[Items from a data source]

══════════

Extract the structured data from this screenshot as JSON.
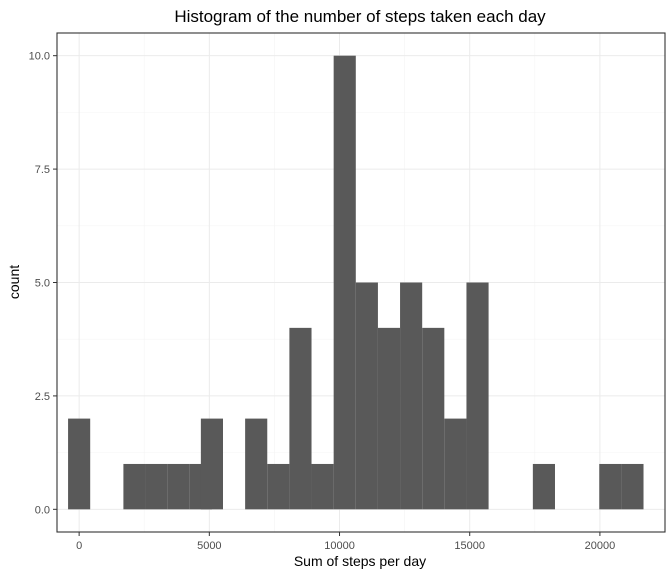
{
  "chart_data": {
    "type": "bar",
    "title": "Histogram of the number of steps taken each day",
    "xlabel": "Sum of steps per day",
    "ylabel": "count",
    "xlim": [
      -850,
      22500
    ],
    "ylim": [
      -0.5,
      10.5
    ],
    "x_ticks": [
      0,
      5000,
      10000,
      15000,
      20000
    ],
    "x_tick_labels": [
      "0",
      "5000",
      "10000",
      "15000",
      "20000"
    ],
    "y_ticks": [
      0,
      2.5,
      5,
      7.5,
      10
    ],
    "y_tick_labels": [
      "0.0",
      "2.5",
      "5.0",
      "7.5",
      "10.0"
    ],
    "bin_width": 850,
    "bin_centers": [
      0,
      2125,
      2975,
      3825,
      4675,
      5100,
      6800,
      7650,
      8500,
      9350,
      10200,
      11050,
      11900,
      12750,
      13600,
      14450,
      15300,
      17850,
      20400,
      21250
    ],
    "values": [
      2,
      1,
      1,
      1,
      1,
      2,
      2,
      1,
      4,
      1,
      10,
      5,
      4,
      5,
      4,
      2,
      5,
      1,
      1,
      1
    ],
    "grid": true,
    "legend": "none",
    "bar_color": "#595959"
  }
}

══════════

■ Set exercise ■
Without the pictures, repeat all the records word for word.

■ Result of the task ■
Extract the structured data from this screenshot as JSON.
{
  "chart_data": {
    "type": "bar",
    "title": "Histogram of the number of steps taken each day",
    "xlabel": "Sum of steps per day",
    "ylabel": "count",
    "xlim": [
      -850,
      22500
    ],
    "ylim": [
      -0.5,
      10.5
    ],
    "x_ticks": [
      0,
      5000,
      10000,
      15000,
      20000
    ],
    "x_tick_labels": [
      "0",
      "5000",
      "10000",
      "15000",
      "20000"
    ],
    "y_ticks": [
      0,
      2.5,
      5,
      7.5,
      10
    ],
    "y_tick_labels": [
      "0.0",
      "2.5",
      "5.0",
      "7.5",
      "10.0"
    ],
    "bin_width": 850,
    "bin_centers": [
      0,
      2125,
      2975,
      3825,
      4675,
      5100,
      6800,
      7650,
      8500,
      9350,
      10200,
      11050,
      11900,
      12750,
      13600,
      14450,
      15300,
      17850,
      20400,
      21250
    ],
    "values": [
      2,
      1,
      1,
      1,
      1,
      2,
      2,
      1,
      4,
      1,
      10,
      5,
      4,
      5,
      4,
      2,
      5,
      1,
      1,
      1
    ],
    "grid": true,
    "legend": "none",
    "bar_color": "#595959"
  }
}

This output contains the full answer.